(Data tied to figure images)
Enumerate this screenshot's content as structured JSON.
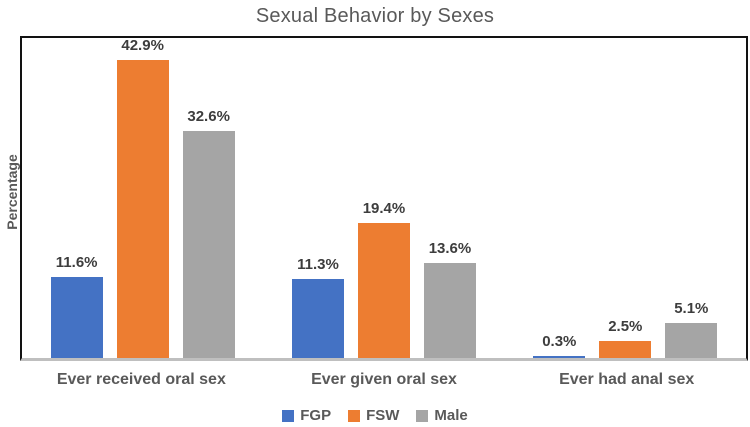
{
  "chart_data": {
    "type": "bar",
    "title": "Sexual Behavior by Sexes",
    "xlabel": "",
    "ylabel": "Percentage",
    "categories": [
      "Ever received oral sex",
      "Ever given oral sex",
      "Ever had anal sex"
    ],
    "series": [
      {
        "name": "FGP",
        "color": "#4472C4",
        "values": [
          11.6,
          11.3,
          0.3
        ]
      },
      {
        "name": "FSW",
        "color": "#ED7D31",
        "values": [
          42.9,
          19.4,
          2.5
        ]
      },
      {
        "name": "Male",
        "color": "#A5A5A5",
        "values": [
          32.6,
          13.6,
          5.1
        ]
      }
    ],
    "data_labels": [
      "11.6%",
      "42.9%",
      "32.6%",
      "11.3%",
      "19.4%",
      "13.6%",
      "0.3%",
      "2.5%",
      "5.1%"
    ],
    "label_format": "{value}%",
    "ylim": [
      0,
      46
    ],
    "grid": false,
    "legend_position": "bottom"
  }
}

__GOAL__:
Copy all lines from the material that hold "oral".

__TASK RESPONSE__:
      "Ever received oral sex",
      "Ever given oral sex",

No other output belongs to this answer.